Work to be completed: Take every line from the listing below that includes "politica" and copy it.

Dataset content:
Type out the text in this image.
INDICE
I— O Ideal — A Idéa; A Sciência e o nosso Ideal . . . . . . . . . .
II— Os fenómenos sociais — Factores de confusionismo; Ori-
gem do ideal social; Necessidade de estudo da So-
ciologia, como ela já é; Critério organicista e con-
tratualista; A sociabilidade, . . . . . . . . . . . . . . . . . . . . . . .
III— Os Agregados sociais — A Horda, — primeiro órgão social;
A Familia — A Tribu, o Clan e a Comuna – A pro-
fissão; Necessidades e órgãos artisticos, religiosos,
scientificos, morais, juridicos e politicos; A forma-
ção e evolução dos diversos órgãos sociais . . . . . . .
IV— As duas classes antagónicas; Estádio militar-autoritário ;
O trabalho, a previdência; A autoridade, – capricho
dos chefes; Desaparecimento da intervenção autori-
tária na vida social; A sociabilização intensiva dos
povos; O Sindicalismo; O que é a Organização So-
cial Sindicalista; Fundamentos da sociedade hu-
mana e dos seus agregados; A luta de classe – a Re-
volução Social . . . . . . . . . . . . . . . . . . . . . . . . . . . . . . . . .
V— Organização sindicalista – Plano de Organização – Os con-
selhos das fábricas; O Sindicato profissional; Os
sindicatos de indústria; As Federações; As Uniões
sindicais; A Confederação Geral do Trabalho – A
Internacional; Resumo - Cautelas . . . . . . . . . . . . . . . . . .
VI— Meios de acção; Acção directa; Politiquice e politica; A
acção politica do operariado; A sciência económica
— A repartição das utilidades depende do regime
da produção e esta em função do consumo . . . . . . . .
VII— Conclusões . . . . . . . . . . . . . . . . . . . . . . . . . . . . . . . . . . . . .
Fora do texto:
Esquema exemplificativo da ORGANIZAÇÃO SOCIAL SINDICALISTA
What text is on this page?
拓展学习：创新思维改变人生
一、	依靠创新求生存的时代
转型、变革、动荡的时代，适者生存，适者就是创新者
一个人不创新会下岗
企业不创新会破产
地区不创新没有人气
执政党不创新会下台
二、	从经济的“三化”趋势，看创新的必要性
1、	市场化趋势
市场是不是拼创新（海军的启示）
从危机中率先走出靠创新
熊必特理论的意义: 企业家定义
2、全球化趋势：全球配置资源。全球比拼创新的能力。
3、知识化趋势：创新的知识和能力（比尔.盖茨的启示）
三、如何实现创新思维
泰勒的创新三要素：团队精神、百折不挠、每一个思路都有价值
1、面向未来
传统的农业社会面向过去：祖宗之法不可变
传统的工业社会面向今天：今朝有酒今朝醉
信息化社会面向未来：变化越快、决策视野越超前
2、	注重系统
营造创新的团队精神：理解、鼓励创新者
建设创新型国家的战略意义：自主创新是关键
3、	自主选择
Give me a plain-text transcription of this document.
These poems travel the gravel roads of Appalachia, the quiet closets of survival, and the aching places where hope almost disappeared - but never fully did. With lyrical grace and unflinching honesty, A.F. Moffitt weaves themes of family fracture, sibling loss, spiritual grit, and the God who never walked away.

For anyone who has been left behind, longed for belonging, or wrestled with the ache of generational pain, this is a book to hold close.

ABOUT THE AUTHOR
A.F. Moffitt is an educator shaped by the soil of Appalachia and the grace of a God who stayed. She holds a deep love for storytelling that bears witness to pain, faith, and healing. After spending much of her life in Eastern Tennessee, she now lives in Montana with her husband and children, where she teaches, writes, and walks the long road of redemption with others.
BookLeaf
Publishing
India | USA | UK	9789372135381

Response to this exercise:
VI— Meios de acção; Acção directa; Politiquice e politica; A
acção politica do operariado; A sciência económica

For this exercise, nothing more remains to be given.